> **Objective**: All records below must be retyped exactly.

> **Extracted records**:
================================
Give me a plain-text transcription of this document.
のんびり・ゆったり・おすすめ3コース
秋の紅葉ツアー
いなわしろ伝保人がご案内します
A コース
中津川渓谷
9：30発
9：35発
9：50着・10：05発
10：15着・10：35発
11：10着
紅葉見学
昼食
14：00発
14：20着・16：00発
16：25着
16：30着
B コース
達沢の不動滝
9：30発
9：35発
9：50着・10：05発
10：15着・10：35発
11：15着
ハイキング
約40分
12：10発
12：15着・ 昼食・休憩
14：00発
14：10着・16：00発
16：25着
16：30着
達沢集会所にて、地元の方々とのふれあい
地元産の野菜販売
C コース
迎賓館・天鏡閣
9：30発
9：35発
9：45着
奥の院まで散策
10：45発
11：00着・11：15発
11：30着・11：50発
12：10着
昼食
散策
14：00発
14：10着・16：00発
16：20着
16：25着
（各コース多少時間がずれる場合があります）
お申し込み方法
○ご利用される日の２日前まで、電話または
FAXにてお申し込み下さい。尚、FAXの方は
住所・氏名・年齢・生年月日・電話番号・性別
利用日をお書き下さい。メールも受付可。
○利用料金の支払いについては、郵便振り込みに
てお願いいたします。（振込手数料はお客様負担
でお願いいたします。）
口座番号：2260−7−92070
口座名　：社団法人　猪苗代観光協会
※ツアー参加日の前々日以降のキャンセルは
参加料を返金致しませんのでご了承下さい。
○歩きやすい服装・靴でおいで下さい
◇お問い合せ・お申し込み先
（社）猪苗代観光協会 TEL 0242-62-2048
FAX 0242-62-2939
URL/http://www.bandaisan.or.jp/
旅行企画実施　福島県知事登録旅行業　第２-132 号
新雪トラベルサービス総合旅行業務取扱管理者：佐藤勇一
================================
> **Answer for the task**:
Give me a plain-text transcription of this document.
のんびり・ゆったり・おすすめ3コース
秋の紅葉ツアー
いなわしろ伝保人がご案内します
A コース
中津川渓谷
9：30発
9：35発
9：50着・10：05発
10：15着・10：35発
11：10着
紅葉見学
昼食
14：00発
14：20着・16：00発
16：25着
16：30着
B コース
達沢の不動滝
9：30発
9：35発
9：50着・10：05発
10：15着・10：35発
11：15着
ハイキング
約40分
12：10発
12：15着・ 昼食・休憩
14：00発
14：10着・16：00発
16：25着
16：30着
達沢集会所にて、地元の方々とのふれあい
地元産の野菜販売
C コース
迎賓館・天鏡閣
9：30発
9：35発
9：45着
奥の院まで散策
10：45発
11：00着・11：15発
11：30着・11：50発
12：10着
昼食
散策
14：00発
14：10着・16：00発
16：20着
16：25着
（各コース多少時間がずれる場合があります）
お申し込み方法
○ご利用される日の２日前まで、電話または
FAXにてお申し込み下さい。尚、FAXの方は
住所・氏名・年齢・生年月日・電話番号・性別
利用日をお書き下さい。メールも受付可。
○利用料金の支払いについては、郵便振り込みに
てお願いいたします。（振込手数料はお客様負担
でお願いいたします。）
口座番号：2260−7−92070
口座名　：社団法人　猪苗代観光協会
※ツアー参加日の前々日以降のキャンセルは
参加料を返金致しませんのでご了承下さい。
○歩きやすい服装・靴でおいで下さい
◇お問い合せ・お申し込み先
（社）猪苗代観光協会 TEL 0242-62-2048
FAX 0242-62-2939
URL/http://www.bandaisan.or.jp/
旅行企画実施　福島県知事登録旅行業　第２-132 号
新雪トラベルサービス総合旅行業務取扱管理者：佐藤勇一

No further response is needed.